____ Given data

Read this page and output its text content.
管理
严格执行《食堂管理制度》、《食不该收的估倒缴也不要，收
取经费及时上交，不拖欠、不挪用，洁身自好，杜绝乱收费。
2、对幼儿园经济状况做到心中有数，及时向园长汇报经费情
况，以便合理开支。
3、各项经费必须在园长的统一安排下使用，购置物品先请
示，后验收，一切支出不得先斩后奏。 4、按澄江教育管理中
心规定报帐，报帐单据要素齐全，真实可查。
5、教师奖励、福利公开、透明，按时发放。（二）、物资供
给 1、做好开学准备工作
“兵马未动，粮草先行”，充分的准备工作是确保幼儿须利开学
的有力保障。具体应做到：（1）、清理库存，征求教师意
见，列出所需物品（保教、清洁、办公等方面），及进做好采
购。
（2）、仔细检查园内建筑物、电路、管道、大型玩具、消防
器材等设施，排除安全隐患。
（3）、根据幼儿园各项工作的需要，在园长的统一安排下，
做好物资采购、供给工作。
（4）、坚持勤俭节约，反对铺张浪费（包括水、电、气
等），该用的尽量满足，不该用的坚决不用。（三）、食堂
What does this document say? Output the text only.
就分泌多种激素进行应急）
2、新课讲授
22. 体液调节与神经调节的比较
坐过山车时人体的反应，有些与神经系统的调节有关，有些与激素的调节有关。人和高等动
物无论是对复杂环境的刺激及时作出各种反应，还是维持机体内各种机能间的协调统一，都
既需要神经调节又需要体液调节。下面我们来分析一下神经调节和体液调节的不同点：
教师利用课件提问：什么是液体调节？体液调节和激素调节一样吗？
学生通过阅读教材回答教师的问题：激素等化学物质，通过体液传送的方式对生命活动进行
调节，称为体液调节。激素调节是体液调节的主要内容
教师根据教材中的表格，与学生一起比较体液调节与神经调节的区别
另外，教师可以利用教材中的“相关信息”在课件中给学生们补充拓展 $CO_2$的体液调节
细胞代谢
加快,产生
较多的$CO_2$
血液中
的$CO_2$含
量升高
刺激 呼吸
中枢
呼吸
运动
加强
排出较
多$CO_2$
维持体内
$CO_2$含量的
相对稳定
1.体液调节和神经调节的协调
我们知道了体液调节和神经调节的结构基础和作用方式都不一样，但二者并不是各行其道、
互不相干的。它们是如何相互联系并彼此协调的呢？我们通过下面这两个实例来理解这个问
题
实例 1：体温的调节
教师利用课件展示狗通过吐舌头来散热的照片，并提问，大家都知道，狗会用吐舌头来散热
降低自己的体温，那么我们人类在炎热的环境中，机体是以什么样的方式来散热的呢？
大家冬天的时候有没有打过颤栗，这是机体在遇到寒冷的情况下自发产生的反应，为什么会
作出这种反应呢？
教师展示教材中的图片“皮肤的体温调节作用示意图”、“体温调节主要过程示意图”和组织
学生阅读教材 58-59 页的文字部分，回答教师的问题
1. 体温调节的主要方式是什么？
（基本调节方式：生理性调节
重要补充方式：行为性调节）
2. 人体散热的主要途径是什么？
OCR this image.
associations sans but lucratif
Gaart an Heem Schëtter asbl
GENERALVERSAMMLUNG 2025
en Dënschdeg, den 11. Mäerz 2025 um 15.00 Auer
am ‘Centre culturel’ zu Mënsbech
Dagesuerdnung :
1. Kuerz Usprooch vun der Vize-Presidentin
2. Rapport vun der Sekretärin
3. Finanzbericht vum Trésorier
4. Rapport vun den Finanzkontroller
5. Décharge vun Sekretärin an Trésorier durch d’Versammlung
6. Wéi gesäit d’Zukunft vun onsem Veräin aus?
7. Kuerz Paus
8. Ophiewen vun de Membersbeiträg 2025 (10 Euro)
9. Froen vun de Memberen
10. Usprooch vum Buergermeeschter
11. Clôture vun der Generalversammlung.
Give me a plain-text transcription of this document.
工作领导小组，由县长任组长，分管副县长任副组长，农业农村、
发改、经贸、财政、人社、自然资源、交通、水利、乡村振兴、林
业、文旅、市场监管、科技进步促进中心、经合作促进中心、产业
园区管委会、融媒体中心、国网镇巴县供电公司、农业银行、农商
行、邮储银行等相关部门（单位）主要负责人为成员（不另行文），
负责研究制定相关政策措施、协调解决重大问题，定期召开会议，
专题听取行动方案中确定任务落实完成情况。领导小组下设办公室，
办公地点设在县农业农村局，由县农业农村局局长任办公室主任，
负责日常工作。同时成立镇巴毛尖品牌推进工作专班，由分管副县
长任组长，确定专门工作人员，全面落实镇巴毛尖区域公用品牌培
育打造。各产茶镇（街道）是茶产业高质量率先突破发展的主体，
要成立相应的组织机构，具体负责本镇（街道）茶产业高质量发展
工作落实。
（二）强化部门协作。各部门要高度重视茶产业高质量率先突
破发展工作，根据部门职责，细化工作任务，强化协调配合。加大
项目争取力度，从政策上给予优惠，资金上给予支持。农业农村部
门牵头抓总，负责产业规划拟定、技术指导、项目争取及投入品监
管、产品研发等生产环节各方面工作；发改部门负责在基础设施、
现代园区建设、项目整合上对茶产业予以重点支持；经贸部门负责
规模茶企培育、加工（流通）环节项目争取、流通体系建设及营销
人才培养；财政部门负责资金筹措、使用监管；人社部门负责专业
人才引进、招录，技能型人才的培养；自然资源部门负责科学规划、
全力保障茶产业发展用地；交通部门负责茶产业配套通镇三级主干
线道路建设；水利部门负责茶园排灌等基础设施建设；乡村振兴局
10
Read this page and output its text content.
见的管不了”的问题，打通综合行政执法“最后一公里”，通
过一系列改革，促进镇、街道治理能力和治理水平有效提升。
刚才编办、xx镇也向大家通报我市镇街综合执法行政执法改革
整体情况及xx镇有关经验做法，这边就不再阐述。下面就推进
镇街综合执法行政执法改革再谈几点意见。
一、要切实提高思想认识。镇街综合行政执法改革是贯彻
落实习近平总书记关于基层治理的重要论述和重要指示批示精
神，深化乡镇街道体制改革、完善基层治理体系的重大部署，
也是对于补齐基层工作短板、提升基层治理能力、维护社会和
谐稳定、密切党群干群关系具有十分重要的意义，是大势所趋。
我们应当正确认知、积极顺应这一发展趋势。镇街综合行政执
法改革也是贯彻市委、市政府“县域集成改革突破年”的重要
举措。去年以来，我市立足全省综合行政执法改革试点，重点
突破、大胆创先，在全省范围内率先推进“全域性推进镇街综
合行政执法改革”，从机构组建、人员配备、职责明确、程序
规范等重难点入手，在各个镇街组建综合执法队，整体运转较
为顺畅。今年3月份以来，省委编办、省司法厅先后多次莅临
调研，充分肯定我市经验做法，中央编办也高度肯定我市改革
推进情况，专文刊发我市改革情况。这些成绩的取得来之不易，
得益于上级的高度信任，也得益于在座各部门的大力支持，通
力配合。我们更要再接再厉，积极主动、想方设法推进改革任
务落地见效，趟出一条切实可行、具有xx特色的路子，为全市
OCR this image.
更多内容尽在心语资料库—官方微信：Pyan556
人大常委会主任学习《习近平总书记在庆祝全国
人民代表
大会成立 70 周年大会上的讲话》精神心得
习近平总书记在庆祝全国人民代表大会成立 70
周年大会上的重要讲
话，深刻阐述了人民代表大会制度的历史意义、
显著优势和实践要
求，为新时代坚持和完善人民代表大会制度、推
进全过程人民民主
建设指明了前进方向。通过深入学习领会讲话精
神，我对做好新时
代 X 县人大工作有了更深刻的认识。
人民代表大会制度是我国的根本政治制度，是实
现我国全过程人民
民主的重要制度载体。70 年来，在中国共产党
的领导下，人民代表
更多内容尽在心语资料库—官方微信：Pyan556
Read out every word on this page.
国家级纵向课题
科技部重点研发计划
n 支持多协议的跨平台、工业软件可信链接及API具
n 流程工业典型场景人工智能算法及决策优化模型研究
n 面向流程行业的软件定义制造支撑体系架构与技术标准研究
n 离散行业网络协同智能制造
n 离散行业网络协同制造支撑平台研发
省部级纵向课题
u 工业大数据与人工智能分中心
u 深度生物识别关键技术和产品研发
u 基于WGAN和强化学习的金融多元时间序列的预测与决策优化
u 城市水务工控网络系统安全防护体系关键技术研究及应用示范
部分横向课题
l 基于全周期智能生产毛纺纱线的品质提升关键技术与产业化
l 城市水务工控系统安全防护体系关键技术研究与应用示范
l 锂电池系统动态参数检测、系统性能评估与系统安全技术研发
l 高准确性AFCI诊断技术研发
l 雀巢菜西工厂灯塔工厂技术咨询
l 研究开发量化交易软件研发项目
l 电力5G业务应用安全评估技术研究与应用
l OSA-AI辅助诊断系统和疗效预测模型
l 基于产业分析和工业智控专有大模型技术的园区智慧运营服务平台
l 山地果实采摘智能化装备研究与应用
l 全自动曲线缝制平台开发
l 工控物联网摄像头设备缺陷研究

________

» What you should do: The lines to collect are those holding the string "Rapport"; copy them all.

» Exercise output:
2. Rapport vun der Sekretärin
4. Rapport vun den Finanzkontroller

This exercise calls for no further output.